[Dataset entries]
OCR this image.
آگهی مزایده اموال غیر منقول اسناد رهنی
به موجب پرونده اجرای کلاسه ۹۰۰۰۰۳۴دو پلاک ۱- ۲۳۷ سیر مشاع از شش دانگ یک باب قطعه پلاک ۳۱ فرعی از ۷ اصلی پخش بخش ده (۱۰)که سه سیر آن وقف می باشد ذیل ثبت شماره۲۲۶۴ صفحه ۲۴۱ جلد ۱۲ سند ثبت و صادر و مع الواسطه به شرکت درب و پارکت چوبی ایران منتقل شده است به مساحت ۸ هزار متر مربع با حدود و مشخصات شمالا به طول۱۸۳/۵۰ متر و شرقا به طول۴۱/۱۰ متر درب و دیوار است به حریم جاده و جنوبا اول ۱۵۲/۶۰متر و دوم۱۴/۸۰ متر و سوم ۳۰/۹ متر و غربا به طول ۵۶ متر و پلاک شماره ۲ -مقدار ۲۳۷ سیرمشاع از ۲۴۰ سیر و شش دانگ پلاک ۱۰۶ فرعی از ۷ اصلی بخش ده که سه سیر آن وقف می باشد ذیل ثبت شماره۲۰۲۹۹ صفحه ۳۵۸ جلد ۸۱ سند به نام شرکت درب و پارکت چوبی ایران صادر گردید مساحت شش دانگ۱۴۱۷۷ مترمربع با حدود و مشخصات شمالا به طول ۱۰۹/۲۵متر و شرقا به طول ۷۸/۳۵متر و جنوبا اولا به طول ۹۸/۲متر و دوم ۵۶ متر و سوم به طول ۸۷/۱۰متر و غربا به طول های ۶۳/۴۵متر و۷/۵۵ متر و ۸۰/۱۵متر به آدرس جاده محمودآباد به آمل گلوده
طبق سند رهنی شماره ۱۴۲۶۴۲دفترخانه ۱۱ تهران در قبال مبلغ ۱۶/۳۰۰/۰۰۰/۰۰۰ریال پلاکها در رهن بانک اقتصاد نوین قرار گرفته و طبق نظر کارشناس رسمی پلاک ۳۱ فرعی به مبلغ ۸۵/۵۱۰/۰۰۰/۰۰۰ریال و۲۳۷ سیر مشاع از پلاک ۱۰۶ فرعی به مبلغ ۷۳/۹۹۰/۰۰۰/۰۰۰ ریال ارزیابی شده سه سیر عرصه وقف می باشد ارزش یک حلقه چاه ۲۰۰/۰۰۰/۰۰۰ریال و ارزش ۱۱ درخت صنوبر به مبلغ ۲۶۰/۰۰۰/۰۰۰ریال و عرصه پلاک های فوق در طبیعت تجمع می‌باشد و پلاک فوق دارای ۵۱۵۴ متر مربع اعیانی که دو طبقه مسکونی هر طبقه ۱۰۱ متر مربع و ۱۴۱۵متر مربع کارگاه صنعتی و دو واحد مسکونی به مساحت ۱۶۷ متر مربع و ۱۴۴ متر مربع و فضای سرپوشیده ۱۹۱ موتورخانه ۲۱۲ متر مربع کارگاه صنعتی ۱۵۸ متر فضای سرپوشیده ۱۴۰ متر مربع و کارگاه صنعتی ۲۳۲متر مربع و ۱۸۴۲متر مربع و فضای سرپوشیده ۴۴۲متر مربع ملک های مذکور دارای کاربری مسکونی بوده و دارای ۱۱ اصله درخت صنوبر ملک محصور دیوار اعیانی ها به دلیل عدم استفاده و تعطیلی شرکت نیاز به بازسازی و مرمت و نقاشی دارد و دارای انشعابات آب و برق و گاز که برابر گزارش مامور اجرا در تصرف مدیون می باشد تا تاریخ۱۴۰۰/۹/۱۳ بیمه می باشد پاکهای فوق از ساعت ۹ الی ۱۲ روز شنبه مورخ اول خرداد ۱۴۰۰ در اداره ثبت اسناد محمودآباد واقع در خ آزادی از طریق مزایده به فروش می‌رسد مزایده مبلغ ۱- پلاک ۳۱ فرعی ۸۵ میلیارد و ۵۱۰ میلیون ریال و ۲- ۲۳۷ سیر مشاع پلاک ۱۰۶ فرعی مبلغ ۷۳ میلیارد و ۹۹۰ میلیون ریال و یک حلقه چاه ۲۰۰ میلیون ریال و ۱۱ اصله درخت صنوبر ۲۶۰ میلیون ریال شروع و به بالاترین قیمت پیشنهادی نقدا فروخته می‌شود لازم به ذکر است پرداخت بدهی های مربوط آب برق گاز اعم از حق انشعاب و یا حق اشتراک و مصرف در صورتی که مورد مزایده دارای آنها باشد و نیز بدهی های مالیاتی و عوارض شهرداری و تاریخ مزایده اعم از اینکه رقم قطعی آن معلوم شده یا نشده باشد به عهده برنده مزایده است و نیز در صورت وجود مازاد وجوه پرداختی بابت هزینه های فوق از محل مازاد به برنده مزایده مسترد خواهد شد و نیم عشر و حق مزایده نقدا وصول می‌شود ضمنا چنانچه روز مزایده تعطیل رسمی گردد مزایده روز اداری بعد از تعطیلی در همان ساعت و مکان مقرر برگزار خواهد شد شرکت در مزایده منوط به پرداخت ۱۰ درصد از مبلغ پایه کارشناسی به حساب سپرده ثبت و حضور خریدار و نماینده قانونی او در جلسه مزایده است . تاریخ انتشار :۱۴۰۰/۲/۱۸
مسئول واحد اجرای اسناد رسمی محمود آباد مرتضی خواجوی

| TASK STATEMENT |
Identify the lines in the entries that hold "اجرای" and return each one.

| SOLUTION |
به موجب پرونده اجرای کلاسه ۹۰۰۰۰۳۴دو پلاک ۱- ۲۳۷ سیر مشاع از شش دانگ یک باب قطعه پلاک ۳۱ فرعی از ۷ اصلی پخش بخش ده (۱۰)که سه سیر آن وقف می باشد ذیل ثبت شماره۲۲۶۴ صفحه ۲۴۱ جلد ۱۲ سند ثبت و صادر و مع الواسطه به شرکت درب و پارکت چوبی ایران منتقل شده است به مساحت ۸ هزار متر مربع با حدود و مشخصات شمالا به طول۱۸۳/۵۰ متر و شرقا به طول۴۱/۱۰ متر درب و دیوار است به حریم جاده و جنوبا اول ۱۵۲/۶۰متر و دوم۱۴/۸۰ متر و سوم ۳۰/۹ متر و غربا به طول ۵۶ متر و پلاک شماره ۲ -مقدار ۲۳۷ سیرمشاع از ۲۴۰ سیر و شش دانگ پلاک ۱۰۶ فرعی از ۷ اصلی بخش ده که سه سیر آن وقف می باشد ذیل ثبت شماره۲۰۲۹۹ صفحه ۳۵۸ جلد ۸۱ سند به نام شرکت درب و پارکت چوبی ایران صادر گردید مساحت شش دانگ۱۴۱۷۷ مترمربع با حدود و مشخصات شمالا به طول ۱۰۹/۲۵متر و شرقا به طول ۷۸/۳۵متر و جنوبا اولا به طول ۹۸/۲متر و دوم ۵۶ متر و سوم به طول ۸۷/۱۰متر و غربا به طول های ۶۳/۴۵متر و۷/۵۵ متر و ۸۰/۱۵متر به آدرس جاده محمودآباد به آمل گلوده
مسئول واحد اجرای اسناد رسمی محمود آباد مرتضی خواجوی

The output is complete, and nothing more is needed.